◆ What to do: Please return the full listing below without altering anything.

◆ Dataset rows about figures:
=======

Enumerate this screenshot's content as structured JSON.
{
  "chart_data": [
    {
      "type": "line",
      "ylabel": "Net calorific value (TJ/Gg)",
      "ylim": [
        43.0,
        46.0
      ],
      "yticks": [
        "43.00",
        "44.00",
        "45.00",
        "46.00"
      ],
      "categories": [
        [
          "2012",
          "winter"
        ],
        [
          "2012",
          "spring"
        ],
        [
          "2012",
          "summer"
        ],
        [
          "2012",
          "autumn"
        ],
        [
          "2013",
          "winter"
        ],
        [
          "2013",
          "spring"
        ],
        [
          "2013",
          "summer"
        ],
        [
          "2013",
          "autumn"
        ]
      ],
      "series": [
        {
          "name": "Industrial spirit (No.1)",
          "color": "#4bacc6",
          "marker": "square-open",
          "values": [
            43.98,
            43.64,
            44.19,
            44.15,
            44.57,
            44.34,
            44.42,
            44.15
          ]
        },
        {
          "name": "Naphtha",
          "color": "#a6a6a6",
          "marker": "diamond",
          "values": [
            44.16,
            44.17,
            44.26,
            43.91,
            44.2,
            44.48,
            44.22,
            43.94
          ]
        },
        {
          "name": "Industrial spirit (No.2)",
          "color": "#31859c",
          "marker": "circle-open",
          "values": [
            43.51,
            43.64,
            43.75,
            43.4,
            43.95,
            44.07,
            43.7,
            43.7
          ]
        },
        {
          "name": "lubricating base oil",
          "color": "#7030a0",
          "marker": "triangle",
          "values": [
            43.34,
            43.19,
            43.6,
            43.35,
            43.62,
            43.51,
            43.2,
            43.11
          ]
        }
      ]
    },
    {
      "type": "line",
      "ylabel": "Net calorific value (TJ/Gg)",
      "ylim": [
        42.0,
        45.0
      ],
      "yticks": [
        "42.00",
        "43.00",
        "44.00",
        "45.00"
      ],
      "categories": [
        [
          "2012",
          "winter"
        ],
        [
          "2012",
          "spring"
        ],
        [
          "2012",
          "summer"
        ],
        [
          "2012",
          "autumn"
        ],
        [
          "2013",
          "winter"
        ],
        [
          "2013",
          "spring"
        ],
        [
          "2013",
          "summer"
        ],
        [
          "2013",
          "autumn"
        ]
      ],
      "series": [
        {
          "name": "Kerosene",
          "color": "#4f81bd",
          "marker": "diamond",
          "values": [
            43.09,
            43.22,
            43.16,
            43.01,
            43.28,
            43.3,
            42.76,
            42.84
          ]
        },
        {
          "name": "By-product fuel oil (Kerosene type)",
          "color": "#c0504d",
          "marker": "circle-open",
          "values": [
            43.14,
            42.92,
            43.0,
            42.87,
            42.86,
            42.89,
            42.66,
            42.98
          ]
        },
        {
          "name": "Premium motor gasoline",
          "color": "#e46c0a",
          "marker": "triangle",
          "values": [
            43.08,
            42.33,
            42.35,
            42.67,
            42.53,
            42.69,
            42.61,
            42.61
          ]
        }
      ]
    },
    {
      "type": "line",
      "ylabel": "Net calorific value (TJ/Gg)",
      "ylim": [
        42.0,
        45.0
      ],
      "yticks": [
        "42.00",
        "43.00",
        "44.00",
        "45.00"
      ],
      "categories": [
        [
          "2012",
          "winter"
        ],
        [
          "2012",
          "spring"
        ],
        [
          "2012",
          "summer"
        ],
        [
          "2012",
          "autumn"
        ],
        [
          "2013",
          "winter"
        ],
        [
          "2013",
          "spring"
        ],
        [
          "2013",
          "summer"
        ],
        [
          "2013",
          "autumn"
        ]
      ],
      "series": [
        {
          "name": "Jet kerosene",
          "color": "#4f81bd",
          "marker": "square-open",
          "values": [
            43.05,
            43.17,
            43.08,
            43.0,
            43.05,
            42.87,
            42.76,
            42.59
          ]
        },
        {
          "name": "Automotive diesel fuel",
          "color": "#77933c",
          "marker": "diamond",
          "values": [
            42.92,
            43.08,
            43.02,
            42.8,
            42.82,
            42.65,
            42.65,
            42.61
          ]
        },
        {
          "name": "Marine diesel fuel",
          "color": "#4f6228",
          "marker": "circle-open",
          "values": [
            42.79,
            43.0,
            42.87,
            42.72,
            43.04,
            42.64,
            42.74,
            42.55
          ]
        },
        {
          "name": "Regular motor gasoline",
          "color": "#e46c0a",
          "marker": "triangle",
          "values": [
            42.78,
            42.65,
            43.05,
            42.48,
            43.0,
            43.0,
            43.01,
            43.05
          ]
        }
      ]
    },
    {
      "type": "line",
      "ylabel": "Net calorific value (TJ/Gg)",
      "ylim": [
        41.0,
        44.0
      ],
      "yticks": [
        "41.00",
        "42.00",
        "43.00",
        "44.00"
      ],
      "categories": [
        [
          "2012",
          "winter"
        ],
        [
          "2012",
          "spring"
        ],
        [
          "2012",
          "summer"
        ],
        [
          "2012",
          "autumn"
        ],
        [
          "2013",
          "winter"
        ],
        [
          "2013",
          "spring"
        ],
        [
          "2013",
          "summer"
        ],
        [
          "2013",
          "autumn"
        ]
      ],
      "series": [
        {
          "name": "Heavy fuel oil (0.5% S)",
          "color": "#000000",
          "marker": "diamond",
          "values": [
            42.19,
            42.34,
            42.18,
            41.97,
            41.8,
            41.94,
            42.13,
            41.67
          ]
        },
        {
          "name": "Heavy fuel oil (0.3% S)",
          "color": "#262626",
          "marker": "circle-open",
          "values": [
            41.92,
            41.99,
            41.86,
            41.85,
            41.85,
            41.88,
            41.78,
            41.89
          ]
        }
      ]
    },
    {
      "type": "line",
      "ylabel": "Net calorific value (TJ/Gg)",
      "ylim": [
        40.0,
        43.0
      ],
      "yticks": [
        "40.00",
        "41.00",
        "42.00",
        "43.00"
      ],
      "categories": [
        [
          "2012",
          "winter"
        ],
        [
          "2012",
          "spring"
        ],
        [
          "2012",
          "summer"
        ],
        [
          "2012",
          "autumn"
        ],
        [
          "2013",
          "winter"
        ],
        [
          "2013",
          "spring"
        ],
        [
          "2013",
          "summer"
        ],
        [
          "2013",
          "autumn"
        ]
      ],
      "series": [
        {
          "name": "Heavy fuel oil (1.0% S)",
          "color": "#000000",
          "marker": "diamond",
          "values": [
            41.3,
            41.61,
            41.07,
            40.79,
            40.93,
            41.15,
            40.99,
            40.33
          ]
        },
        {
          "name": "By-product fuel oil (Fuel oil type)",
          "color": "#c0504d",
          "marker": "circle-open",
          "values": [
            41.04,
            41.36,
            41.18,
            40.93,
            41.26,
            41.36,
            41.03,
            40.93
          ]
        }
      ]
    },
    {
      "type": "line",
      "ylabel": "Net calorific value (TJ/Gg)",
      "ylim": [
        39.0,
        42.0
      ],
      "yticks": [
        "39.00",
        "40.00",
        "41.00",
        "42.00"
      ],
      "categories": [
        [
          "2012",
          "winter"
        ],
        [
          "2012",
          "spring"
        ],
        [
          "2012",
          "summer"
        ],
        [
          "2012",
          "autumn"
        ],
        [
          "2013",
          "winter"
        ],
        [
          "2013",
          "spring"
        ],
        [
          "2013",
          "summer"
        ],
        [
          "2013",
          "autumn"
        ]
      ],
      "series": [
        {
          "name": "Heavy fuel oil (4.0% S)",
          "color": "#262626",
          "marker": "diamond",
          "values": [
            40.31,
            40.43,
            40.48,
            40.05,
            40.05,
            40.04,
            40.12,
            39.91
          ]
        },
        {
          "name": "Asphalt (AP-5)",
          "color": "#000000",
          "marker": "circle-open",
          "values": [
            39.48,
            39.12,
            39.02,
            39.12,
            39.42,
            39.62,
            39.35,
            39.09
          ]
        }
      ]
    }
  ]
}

=======

◆ Solution for this exercise:
Enumerate this screenshot's content as structured JSON.
{
  "chart_data": [
    {
      "type": "line",
      "ylabel": "Net calorific value (TJ/Gg)",
      "ylim": [
        43.0,
        46.0
      ],
      "yticks": [
        "43.00",
        "44.00",
        "45.00",
        "46.00"
      ],
      "categories": [
        [
          "2012",
          "winter"
        ],
        [
          "2012",
          "spring"
        ],
        [
          "2012",
          "summer"
        ],
        [
          "2012",
          "autumn"
        ],
        [
          "2013",
          "winter"
        ],
        [
          "2013",
          "spring"
        ],
        [
          "2013",
          "summer"
        ],
        [
          "2013",
          "autumn"
        ]
      ],
      "series": [
        {
          "name": "Industrial spirit (No.1)",
          "color": "#4bacc6",
          "marker": "square-open",
          "values": [
            43.98,
            43.64,
            44.19,
            44.15,
            44.57,
            44.34,
            44.42,
            44.15
          ]
        },
        {
          "name": "Naphtha",
          "color": "#a6a6a6",
          "marker": "diamond",
          "values": [
            44.16,
            44.17,
            44.26,
            43.91,
            44.2,
            44.48,
            44.22,
            43.94
          ]
        },
        {
          "name": "Industrial spirit (No.2)",
          "color": "#31859c",
          "marker": "circle-open",
          "values": [
            43.51,
            43.64,
            43.75,
            43.4,
            43.95,
            44.07,
            43.7,
            43.7
          ]
        },
        {
          "name": "lubricating base oil",
          "color": "#7030a0",
          "marker": "triangle",
          "values": [
            43.34,
            43.19,
            43.6,
            43.35,
            43.62,
            43.51,
            43.2,
            43.11
          ]
        }
      ]
    },
    {
      "type": "line",
      "ylabel": "Net calorific value (TJ/Gg)",
      "ylim": [
        42.0,
        45.0
      ],
      "yticks": [
        "42.00",
        "43.00",
        "44.00",
        "45.00"
      ],
      "categories": [
        [
          "2012",
          "winter"
        ],
        [
          "2012",
          "spring"
        ],
        [
          "2012",
          "summer"
        ],
        [
          "2012",
          "autumn"
        ],
        [
          "2013",
          "winter"
        ],
        [
          "2013",
          "spring"
        ],
        [
          "2013",
          "summer"
        ],
        [
          "2013",
          "autumn"
        ]
      ],
      "series": [
        {
          "name": "Kerosene",
          "color": "#4f81bd",
          "marker": "diamond",
          "values": [
            43.09,
            43.22,
            43.16,
            43.01,
            43.28,
            43.3,
            42.76,
            42.84
          ]
        },
        {
          "name": "By-product fuel oil (Kerosene type)",
          "color": "#c0504d",
          "marker": "circle-open",
          "values": [
            43.14,
            42.92,
            43.0,
            42.87,
            42.86,
            42.89,
            42.66,
            42.98
          ]
        },
        {
          "name": "Premium motor gasoline",
          "color": "#e46c0a",
          "marker": "triangle",
          "values": [
            43.08,
            42.33,
            42.35,
            42.67,
            42.53,
            42.69,
            42.61,
            42.61
          ]
        }
      ]
    },
    {
      "type": "line",
      "ylabel": "Net calorific value (TJ/Gg)",
      "ylim": [
        42.0,
        45.0
      ],
      "yticks": [
        "42.00",
        "43.00",
        "44.00",
        "45.00"
      ],
      "categories": [
        [
          "2012",
          "winter"
        ],
        [
          "2012",
          "spring"
        ],
        [
          "2012",
          "summer"
        ],
        [
          "2012",
          "autumn"
        ],
        [
          "2013",
          "winter"
        ],
        [
          "2013",
          "spring"
        ],
        [
          "2013",
          "summer"
        ],
        [
          "2013",
          "autumn"
        ]
      ],
      "series": [
        {
          "name": "Jet kerosene",
          "color": "#4f81bd",
          "marker": "square-open",
          "values": [
            43.05,
            43.17,
            43.08,
            43.0,
            43.05,
            42.87,
            42.76,
            42.59
          ]
        },
        {
          "name": "Automotive diesel fuel",
          "color": "#77933c",
          "marker": "diamond",
          "values": [
            42.92,
            43.08,
            43.02,
            42.8,
            42.82,
            42.65,
            42.65,
            42.61
          ]
        },
        {
          "name": "Marine diesel fuel",
          "color": "#4f6228",
          "marker": "circle-open",
          "values": [
            42.79,
            43.0,
            42.87,
            42.72,
            43.04,
            42.64,
            42.74,
            42.55
          ]
        },
        {
          "name": "Regular motor gasoline",
          "color": "#e46c0a",
          "marker": "triangle",
          "values": [
            42.78,
            42.65,
            43.05,
            42.48,
            43.0,
            43.0,
            43.01,
            43.05
          ]
        }
      ]
    },
    {
      "type": "line",
      "ylabel": "Net calorific value (TJ/Gg)",
      "ylim": [
        41.0,
        44.0
      ],
      "yticks": [
        "41.00",
        "42.00",
        "43.00",
        "44.00"
      ],
      "categories": [
        [
          "2012",
          "winter"
        ],
        [
          "2012",
          "spring"
        ],
        [
          "2012",
          "summer"
        ],
        [
          "2012",
          "autumn"
        ],
        [
          "2013",
          "winter"
        ],
        [
          "2013",
          "spring"
        ],
        [
          "2013",
          "summer"
        ],
        [
          "2013",
          "autumn"
        ]
      ],
      "series": [
        {
          "name": "Heavy fuel oil (0.5% S)",
          "color": "#000000",
          "marker": "diamond",
          "values": [
            42.19,
            42.34,
            42.18,
            41.97,
            41.8,
            41.94,
            42.13,
            41.67
          ]
        },
        {
          "name": "Heavy fuel oil (0.3% S)",
          "color": "#262626",
          "marker": "circle-open",
          "values": [
            41.92,
            41.99,
            41.86,
            41.85,
            41.85,
            41.88,
            41.78,
            41.89
          ]
        }
      ]
    },
    {
      "type": "line",
      "ylabel": "Net calorific value (TJ/Gg)",
      "ylim": [
        40.0,
        43.0
      ],
      "yticks": [
        "40.00",
        "41.00",
        "42.00",
        "43.00"
      ],
      "categories": [
        [
          "2012",
          "winter"
        ],
        [
          "2012",
          "spring"
        ],
        [
          "2012",
          "summer"
        ],
        [
          "2012",
          "autumn"
        ],
        [
          "2013",
          "winter"
        ],
        [
          "2013",
          "spring"
        ],
        [
          "2013",
          "summer"
        ],
        [
          "2013",
          "autumn"
        ]
      ],
      "series": [
        {
          "name": "Heavy fuel oil (1.0% S)",
          "color": "#000000",
          "marker": "diamond",
          "values": [
            41.3,
            41.61,
            41.07,
            40.79,
            40.93,
            41.15,
            40.99,
            40.33
          ]
        },
        {
          "name": "By-product fuel oil (Fuel oil type)",
          "color": "#c0504d",
          "marker": "circle-open",
          "values": [
            41.04,
            41.36,
            41.18,
            40.93,
            41.26,
            41.36,
            41.03,
            40.93
          ]
        }
      ]
    },
    {
      "type": "line",
      "ylabel": "Net calorific value (TJ/Gg)",
      "ylim": [
        39.0,
        42.0
      ],
      "yticks": [
        "39.00",
        "40.00",
        "41.00",
        "42.00"
      ],
      "categories": [
        [
          "2012",
          "winter"
        ],
        [
          "2012",
          "spring"
        ],
        [
          "2012",
          "summer"
        ],
        [
          "2012",
          "autumn"
        ],
        [
          "2013",
          "winter"
        ],
        [
          "2013",
          "spring"
        ],
        [
          "2013",
          "summer"
        ],
        [
          "2013",
          "autumn"
        ]
      ],
      "series": [
        {
          "name": "Heavy fuel oil (4.0% S)",
          "color": "#262626",
          "marker": "diamond",
          "values": [
            40.31,
            40.43,
            40.48,
            40.05,
            40.05,
            40.04,
            40.12,
            39.91
          ]
        },
        {
          "name": "Asphalt (AP-5)",
          "color": "#000000",
          "marker": "circle-open",
          "values": [
            39.48,
            39.12,
            39.02,
            39.12,
            39.42,
            39.62,
            39.35,
            39.09
          ]
        }
      ]
    }
  ]
}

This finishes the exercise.